RECORD EXTRACTS:

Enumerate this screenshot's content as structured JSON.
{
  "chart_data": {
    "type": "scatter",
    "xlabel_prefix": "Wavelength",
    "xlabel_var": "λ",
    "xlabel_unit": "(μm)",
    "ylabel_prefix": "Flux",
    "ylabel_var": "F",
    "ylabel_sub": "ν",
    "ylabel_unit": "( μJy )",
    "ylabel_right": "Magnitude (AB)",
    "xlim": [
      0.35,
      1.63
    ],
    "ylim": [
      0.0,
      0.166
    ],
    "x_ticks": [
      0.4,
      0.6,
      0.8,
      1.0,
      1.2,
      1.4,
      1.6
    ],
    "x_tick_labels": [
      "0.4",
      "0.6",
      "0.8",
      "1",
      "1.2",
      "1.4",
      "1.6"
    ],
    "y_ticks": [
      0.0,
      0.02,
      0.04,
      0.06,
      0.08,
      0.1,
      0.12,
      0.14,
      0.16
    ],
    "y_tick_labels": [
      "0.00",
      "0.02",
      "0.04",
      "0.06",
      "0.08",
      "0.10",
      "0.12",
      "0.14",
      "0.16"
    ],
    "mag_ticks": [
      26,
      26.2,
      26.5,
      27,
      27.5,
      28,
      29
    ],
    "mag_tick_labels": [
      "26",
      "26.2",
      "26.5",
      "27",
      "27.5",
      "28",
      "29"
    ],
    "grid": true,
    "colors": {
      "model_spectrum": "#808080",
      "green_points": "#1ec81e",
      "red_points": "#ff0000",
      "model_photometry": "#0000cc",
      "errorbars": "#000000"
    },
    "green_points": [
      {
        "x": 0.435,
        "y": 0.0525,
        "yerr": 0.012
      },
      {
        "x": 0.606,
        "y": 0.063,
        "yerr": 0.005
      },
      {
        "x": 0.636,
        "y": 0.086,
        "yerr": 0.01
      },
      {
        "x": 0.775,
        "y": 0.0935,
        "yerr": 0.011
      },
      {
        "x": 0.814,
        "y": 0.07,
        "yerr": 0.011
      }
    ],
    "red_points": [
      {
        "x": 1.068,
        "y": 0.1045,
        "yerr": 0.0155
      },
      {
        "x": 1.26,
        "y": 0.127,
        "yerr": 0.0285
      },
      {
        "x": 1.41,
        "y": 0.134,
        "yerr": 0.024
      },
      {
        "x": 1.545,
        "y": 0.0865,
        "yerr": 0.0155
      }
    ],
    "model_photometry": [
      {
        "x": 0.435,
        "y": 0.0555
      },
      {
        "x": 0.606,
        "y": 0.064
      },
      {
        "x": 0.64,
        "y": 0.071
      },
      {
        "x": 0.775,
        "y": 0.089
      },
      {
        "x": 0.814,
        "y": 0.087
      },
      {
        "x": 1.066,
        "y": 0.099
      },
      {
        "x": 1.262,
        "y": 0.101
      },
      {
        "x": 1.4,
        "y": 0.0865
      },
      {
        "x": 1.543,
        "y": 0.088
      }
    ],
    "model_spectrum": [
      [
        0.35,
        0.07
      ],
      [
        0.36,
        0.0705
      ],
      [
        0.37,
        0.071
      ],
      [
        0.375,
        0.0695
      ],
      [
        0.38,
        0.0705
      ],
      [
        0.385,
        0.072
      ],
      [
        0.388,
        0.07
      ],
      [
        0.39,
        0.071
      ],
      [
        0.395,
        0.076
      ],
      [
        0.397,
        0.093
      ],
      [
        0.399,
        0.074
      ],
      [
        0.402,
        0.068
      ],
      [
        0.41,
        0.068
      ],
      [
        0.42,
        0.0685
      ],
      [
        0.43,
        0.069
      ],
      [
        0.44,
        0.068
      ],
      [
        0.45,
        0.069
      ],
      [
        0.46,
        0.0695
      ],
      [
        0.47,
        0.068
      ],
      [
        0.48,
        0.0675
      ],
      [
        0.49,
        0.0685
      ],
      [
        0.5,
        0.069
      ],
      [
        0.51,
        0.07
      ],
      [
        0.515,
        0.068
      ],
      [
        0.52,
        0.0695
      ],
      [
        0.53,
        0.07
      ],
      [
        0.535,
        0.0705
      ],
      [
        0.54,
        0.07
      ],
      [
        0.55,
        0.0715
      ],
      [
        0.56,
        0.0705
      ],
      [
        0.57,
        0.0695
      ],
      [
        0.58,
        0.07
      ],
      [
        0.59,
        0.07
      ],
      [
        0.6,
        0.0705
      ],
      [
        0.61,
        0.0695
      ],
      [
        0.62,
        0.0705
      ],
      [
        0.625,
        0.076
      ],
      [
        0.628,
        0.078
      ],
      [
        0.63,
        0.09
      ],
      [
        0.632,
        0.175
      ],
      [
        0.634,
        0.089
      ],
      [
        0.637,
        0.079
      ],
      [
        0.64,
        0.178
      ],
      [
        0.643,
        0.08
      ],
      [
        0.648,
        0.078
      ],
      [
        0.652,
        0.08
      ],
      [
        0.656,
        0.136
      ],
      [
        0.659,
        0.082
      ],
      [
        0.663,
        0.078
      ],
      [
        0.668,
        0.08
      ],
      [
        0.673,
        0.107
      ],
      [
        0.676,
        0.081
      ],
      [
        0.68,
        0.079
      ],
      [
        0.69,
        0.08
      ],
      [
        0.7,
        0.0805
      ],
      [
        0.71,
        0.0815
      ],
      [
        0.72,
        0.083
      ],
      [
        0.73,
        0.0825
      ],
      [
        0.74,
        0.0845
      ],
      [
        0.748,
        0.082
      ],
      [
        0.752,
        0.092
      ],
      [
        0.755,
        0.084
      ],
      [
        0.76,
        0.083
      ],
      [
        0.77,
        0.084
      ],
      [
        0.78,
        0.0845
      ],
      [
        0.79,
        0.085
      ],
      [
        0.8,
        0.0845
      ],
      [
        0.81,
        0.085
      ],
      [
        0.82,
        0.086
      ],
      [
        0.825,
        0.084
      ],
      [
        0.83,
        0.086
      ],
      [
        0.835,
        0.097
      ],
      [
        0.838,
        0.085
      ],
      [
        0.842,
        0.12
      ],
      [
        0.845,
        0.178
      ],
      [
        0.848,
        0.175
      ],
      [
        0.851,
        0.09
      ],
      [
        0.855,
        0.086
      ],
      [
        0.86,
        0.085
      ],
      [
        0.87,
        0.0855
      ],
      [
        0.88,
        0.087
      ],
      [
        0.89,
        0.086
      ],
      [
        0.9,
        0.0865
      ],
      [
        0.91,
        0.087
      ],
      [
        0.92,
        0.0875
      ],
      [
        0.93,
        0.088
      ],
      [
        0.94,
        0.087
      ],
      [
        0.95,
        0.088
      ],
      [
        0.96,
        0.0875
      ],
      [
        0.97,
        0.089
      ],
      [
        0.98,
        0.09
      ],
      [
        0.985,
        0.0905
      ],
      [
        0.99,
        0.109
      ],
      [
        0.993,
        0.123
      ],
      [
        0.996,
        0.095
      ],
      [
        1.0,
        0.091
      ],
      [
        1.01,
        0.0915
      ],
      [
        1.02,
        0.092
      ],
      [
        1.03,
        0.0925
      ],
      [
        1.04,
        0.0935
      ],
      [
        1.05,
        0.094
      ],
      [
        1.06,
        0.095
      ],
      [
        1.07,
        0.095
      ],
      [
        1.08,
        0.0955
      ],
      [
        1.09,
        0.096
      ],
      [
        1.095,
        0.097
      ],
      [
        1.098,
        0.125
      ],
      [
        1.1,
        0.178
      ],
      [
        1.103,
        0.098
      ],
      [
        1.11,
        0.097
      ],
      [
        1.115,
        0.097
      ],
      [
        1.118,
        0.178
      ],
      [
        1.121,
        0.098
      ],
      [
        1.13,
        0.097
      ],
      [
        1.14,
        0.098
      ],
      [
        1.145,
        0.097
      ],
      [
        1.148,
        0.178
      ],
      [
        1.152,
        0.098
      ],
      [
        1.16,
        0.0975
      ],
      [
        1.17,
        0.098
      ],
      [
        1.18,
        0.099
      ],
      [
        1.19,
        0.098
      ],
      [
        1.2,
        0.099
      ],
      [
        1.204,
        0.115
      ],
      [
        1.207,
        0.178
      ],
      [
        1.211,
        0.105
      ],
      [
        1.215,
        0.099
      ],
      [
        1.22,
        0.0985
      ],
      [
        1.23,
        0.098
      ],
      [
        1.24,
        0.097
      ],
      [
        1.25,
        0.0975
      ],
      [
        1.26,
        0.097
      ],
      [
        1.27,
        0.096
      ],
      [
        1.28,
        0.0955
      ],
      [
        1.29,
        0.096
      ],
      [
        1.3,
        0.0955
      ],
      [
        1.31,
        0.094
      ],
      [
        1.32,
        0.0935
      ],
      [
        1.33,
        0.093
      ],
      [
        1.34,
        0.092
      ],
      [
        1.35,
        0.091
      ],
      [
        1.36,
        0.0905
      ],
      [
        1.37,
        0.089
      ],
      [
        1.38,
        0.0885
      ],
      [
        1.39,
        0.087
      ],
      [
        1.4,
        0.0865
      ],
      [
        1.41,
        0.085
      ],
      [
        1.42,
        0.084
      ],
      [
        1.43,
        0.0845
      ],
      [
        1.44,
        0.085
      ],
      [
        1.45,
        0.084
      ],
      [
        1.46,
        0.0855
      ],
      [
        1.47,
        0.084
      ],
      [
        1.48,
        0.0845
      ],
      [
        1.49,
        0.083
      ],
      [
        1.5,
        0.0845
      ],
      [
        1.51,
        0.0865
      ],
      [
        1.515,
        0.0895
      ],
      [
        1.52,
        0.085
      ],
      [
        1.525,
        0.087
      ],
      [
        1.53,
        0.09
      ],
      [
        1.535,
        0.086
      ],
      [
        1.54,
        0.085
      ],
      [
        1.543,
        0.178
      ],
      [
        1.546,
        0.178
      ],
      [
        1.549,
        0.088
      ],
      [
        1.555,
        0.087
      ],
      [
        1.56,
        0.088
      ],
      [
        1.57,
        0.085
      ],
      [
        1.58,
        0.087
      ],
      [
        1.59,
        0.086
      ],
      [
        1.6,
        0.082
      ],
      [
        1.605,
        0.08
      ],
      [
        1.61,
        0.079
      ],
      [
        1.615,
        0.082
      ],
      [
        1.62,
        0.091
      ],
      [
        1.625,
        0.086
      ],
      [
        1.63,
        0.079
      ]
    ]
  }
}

WHAT NEEDS TO BE DONE:
Check every line of the data, and copy the ones that contain "yerr".

ANSWER TO THE PROBLEM:
        "yerr": 0.012
        "yerr": 0.005
        "yerr": 0.01
        "yerr": 0.011
        "yerr": 0.011
        "yerr": 0.0155
        "yerr": 0.0285
        "yerr": 0.024
        "yerr": 0.0155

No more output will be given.